<<<<
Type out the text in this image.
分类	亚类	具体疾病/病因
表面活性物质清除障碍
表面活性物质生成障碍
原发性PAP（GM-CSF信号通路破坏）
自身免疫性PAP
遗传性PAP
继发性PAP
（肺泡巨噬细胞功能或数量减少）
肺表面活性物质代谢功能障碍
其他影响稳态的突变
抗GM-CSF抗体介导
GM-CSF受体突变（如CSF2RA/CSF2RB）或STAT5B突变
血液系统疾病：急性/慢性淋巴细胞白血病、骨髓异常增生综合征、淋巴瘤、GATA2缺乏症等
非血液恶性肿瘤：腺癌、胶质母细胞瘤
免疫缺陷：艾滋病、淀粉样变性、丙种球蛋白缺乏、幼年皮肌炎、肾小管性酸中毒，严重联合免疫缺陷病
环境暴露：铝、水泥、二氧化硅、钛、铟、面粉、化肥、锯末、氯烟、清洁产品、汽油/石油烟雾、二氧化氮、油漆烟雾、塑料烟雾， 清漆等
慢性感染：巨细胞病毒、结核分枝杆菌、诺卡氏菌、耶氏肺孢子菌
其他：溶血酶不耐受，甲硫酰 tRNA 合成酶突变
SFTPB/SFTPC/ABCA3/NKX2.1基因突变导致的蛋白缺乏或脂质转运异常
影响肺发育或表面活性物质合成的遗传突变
>>>>
• _AIM_
Type out the entries again, word for word.

• _RESPONSE FOR THIS EXERCISE_
Type out the text in this image.
分类	亚类	具体疾病/病因
表面活性物质清除障碍
表面活性物质生成障碍
原发性PAP（GM-CSF信号通路破坏）
自身免疫性PAP
遗传性PAP
继发性PAP
（肺泡巨噬细胞功能或数量减少）
肺表面活性物质代谢功能障碍
其他影响稳态的突变
抗GM-CSF抗体介导
GM-CSF受体突变（如CSF2RA/CSF2RB）或STAT5B突变
血液系统疾病：急性/慢性淋巴细胞白血病、骨髓异常增生综合征、淋巴瘤、GATA2缺乏症等
非血液恶性肿瘤：腺癌、胶质母细胞瘤
免疫缺陷：艾滋病、淀粉样变性、丙种球蛋白缺乏、幼年皮肌炎、肾小管性酸中毒，严重联合免疫缺陷病
环境暴露：铝、水泥、二氧化硅、钛、铟、面粉、化肥、锯末、氯烟、清洁产品、汽油/石油烟雾、二氧化氮、油漆烟雾、塑料烟雾， 清漆等
慢性感染：巨细胞病毒、结核分枝杆菌、诺卡氏菌、耶氏肺孢子菌
其他：溶血酶不耐受，甲硫酰 tRNA 合成酶突变
SFTPB/SFTPC/ABCA3/NKX2.1基因突变导致的蛋白缺乏或脂质转运异常
影响肺发育或表面活性物质合成的遗传突变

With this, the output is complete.